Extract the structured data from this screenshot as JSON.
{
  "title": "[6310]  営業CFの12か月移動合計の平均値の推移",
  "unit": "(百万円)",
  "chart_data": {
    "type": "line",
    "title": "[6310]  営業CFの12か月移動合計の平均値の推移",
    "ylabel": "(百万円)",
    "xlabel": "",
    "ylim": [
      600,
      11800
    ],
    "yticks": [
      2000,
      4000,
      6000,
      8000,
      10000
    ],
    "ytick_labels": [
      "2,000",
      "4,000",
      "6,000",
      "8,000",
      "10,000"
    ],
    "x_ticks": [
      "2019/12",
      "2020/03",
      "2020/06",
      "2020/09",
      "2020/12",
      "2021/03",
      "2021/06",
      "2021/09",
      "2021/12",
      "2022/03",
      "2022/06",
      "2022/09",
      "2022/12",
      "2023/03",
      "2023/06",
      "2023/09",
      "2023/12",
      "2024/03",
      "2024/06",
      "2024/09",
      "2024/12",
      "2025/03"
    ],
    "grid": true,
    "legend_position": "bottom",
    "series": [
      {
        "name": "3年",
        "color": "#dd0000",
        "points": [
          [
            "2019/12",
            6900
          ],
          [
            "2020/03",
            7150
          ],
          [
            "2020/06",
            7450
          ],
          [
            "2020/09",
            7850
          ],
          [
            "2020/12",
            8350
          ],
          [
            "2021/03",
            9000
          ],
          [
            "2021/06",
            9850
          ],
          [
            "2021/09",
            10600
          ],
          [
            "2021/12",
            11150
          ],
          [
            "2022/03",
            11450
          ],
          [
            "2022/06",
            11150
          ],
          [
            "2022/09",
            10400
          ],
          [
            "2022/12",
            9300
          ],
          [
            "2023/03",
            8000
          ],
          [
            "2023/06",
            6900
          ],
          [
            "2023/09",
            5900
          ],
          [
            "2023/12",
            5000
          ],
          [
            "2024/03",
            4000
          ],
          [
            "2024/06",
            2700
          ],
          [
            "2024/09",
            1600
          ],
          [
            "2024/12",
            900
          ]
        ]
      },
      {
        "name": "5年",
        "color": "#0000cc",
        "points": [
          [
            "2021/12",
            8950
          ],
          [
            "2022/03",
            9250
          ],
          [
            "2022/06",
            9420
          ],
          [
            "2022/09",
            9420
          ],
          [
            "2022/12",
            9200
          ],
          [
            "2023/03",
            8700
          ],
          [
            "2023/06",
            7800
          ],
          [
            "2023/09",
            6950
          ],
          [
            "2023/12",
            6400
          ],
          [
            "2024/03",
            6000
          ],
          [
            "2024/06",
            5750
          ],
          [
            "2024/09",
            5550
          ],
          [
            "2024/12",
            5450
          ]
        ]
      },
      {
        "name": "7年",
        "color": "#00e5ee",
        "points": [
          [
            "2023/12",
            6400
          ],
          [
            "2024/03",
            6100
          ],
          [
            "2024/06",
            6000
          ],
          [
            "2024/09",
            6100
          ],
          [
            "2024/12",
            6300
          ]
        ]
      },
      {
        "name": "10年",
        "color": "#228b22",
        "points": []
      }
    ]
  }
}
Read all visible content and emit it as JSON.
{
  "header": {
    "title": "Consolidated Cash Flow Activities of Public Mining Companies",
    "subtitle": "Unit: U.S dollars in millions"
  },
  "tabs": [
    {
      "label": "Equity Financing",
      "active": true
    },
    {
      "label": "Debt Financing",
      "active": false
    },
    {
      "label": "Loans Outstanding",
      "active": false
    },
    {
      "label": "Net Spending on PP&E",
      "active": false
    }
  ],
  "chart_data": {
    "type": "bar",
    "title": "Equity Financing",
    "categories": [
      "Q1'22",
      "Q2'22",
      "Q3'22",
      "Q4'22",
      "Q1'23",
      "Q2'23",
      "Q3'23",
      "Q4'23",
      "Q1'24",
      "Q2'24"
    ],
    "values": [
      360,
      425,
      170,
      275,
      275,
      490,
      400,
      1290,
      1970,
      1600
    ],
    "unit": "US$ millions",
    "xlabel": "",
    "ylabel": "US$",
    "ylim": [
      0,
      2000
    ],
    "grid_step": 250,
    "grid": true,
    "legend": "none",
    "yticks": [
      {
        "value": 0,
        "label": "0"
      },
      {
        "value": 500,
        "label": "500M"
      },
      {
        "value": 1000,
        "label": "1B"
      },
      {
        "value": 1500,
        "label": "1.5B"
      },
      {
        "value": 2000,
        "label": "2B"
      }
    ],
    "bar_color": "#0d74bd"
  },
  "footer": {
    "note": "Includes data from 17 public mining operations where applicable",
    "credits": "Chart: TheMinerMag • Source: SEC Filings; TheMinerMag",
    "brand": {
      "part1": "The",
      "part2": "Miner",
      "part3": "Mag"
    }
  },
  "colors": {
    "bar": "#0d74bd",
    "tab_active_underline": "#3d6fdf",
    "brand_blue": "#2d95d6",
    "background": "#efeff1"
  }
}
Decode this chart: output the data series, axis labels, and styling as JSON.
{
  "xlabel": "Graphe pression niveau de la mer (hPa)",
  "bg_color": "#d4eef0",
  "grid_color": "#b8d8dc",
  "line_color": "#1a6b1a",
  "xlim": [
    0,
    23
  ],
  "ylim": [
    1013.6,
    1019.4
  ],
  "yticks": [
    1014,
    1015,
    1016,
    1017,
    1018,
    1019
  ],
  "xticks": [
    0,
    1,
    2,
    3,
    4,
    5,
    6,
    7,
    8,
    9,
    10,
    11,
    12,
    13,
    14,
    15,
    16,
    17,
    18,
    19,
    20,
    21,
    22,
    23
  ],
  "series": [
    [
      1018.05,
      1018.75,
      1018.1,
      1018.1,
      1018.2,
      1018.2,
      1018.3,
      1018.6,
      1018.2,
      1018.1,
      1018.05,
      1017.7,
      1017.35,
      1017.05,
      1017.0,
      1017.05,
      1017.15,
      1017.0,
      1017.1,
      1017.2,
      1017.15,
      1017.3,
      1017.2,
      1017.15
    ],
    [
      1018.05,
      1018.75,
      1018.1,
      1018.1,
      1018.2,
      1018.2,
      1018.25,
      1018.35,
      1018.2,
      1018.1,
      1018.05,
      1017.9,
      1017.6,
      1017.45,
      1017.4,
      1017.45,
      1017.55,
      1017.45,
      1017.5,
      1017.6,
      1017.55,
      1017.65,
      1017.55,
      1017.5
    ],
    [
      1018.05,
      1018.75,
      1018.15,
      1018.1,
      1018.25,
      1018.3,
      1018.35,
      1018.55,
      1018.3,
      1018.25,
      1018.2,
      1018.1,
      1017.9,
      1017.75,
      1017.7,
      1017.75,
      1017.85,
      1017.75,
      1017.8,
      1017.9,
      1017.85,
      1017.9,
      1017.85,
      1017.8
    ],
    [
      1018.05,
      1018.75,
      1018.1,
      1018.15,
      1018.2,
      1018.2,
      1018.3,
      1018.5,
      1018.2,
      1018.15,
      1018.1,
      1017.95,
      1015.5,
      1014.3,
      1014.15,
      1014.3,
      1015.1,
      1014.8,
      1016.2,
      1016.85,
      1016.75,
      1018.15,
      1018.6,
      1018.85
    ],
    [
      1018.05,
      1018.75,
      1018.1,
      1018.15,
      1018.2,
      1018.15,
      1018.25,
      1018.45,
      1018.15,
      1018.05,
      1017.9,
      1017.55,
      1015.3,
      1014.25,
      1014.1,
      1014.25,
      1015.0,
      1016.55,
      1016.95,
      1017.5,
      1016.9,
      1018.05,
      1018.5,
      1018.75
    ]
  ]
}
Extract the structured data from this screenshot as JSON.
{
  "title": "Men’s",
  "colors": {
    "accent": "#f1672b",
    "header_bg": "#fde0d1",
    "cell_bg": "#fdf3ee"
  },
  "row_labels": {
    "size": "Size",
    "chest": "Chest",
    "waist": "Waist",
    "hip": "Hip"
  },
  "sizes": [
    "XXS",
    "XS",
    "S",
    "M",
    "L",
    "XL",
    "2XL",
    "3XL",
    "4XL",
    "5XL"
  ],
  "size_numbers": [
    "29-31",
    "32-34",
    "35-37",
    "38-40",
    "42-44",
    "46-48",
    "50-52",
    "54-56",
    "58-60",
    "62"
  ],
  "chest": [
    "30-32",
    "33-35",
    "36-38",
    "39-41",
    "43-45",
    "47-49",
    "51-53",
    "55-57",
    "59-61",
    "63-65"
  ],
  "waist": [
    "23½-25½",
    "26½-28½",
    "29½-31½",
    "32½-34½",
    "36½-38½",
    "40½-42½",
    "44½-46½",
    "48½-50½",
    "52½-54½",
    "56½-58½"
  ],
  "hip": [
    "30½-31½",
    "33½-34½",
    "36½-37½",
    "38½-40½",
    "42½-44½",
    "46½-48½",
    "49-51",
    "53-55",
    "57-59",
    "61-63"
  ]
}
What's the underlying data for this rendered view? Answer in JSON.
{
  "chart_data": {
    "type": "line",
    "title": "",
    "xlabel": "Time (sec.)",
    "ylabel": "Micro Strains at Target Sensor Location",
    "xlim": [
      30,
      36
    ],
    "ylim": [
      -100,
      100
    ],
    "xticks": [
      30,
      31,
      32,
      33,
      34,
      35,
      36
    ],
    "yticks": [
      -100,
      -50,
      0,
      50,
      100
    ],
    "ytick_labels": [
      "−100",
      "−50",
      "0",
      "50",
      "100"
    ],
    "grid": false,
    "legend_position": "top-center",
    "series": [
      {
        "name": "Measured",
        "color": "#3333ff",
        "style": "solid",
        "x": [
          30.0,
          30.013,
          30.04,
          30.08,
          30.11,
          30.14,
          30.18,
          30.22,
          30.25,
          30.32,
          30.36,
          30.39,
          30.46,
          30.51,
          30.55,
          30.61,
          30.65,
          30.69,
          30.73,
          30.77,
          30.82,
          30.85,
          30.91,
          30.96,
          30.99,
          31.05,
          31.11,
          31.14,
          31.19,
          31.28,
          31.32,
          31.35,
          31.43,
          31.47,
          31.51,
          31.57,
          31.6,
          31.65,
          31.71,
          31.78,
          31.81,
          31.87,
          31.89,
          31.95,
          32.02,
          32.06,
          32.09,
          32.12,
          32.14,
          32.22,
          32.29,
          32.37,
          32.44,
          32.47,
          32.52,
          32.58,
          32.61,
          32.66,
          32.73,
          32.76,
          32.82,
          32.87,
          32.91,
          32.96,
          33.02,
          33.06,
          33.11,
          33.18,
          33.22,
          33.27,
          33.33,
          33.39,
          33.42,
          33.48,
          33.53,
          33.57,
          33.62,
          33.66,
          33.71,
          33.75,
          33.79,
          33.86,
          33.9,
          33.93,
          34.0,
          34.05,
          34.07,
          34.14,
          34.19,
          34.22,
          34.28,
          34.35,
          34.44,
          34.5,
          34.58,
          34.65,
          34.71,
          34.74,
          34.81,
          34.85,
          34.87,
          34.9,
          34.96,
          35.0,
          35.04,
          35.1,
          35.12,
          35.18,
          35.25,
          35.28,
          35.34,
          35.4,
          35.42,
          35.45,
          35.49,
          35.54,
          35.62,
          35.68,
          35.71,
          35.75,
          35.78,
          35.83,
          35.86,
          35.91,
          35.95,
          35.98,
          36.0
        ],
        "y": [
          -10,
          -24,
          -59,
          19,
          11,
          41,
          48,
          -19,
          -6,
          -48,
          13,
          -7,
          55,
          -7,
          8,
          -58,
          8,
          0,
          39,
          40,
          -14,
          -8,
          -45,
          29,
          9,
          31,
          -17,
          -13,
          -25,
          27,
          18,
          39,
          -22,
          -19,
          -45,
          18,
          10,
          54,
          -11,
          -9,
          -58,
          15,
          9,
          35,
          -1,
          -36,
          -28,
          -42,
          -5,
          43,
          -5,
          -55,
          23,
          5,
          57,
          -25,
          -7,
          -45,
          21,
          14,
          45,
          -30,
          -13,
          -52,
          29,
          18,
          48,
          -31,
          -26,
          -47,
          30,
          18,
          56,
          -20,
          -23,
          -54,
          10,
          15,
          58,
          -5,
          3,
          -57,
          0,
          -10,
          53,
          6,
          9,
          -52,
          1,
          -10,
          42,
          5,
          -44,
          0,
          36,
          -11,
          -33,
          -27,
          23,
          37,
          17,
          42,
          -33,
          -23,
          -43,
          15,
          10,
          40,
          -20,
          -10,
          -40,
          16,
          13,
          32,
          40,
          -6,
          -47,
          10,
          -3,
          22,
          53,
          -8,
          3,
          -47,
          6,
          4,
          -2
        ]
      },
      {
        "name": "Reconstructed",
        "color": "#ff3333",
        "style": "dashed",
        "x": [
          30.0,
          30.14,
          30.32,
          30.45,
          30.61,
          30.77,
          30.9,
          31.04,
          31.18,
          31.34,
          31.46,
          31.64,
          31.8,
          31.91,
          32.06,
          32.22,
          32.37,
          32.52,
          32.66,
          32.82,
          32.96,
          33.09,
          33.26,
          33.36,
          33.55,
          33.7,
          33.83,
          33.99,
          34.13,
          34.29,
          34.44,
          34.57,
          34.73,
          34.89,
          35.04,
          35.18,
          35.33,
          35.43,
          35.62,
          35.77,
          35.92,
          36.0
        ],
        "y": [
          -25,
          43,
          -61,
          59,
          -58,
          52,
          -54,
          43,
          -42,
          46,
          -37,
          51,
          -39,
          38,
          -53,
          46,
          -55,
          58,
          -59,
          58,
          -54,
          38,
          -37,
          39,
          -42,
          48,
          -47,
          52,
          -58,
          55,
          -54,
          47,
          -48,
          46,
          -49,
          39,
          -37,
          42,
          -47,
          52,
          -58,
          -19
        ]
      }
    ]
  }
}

*EXERCISE INSTRUCTIONS*.
Pick out the lines that have the word "this". Copy them all.

*THE SOLUTION*.
Extract the structured data from this screenshot as JSON.
Decode this chart: output the data series, axis labels, and styling as JSON.
Extract the structured data from this screenshot as JSON.
What's the underlying data for this rendered view? Answer in JSON.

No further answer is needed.